- [GIVEN REQUEST] Look through the listing and locate every line containing the word "effettuata"; copy those lines.

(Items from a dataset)
— Begin —
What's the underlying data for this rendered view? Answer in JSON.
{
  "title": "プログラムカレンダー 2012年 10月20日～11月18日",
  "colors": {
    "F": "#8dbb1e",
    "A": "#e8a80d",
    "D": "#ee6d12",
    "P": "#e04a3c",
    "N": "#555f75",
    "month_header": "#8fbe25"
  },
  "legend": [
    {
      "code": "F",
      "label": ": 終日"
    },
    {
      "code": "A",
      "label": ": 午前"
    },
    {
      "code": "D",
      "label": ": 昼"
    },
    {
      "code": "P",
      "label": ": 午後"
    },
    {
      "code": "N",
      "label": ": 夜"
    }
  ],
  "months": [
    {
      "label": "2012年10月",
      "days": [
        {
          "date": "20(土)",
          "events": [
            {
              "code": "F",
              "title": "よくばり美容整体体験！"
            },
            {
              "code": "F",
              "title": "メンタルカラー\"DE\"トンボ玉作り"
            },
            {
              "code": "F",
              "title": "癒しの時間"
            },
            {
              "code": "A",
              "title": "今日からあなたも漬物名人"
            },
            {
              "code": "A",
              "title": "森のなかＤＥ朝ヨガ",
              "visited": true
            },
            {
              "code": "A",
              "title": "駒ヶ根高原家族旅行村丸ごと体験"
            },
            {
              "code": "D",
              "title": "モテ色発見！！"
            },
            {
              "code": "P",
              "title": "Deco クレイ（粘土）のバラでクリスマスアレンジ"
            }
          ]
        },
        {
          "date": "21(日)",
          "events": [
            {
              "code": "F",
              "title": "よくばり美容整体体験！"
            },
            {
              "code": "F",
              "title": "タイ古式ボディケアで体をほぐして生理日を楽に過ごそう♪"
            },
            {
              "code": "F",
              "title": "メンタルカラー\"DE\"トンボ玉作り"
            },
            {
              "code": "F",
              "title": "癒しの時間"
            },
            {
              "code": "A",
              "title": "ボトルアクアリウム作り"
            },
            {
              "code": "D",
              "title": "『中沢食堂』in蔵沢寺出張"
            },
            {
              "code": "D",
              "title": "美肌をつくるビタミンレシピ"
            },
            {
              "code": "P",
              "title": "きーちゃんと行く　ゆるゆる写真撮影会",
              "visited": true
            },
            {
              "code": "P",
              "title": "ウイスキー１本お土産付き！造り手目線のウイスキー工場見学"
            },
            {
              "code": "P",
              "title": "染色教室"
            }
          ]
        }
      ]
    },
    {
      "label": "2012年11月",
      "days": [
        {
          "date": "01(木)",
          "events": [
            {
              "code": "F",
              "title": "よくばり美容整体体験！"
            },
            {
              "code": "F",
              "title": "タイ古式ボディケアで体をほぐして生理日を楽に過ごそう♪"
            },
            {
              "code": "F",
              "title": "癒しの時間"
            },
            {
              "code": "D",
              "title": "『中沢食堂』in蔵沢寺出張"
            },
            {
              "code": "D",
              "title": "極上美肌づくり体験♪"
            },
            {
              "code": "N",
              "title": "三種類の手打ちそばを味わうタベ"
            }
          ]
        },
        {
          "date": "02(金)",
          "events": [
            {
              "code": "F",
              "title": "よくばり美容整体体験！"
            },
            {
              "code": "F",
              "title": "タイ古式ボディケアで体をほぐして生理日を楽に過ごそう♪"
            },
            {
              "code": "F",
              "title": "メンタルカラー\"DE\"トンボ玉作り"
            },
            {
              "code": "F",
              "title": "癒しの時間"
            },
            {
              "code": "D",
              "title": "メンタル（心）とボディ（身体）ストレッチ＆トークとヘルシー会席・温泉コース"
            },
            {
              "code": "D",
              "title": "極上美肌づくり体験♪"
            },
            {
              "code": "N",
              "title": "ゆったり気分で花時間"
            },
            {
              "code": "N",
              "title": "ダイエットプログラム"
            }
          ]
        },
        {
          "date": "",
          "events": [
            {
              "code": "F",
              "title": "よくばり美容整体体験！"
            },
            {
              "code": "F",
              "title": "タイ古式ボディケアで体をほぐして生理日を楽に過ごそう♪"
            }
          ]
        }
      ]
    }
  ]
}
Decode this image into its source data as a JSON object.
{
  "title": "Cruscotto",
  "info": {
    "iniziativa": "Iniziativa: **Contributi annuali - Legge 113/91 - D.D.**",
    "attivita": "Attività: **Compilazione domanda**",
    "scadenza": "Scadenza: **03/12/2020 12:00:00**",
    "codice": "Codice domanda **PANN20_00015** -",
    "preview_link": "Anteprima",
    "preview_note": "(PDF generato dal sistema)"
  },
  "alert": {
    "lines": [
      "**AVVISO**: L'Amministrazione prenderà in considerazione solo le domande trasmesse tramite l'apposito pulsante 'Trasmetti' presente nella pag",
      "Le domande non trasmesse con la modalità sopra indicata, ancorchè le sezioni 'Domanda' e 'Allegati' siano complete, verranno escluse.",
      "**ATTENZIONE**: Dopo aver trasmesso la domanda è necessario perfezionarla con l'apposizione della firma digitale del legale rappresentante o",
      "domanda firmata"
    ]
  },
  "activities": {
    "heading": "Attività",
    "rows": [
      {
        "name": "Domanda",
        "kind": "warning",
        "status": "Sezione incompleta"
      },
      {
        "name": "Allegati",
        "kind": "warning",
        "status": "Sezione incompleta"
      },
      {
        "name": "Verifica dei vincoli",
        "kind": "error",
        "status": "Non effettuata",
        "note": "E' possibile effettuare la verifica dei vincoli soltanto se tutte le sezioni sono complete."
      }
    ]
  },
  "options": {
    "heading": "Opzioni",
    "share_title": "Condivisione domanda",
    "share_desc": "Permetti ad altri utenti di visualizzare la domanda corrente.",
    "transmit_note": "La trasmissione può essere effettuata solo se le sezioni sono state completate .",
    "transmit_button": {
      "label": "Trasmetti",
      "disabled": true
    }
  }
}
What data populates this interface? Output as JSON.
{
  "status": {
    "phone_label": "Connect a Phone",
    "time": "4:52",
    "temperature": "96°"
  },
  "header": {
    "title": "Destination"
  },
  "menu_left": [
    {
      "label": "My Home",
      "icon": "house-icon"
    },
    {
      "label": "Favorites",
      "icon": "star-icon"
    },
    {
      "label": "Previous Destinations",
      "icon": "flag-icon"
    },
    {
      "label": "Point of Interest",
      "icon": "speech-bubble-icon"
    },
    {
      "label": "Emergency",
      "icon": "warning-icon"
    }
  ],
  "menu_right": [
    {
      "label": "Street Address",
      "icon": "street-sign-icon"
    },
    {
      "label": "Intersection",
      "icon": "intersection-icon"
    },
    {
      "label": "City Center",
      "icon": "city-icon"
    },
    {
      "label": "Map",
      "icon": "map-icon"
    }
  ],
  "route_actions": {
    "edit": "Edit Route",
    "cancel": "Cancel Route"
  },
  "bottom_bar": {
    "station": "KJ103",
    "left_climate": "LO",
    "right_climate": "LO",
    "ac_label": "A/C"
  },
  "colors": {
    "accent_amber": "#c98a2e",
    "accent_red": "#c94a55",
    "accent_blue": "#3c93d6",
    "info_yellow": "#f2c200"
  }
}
— End —
- [SOLVED PROBLEM]
        "status": "Non effettuata",
    "transmit_note": "La trasmissione può essere effettuata solo se le sezioni sono state completate .",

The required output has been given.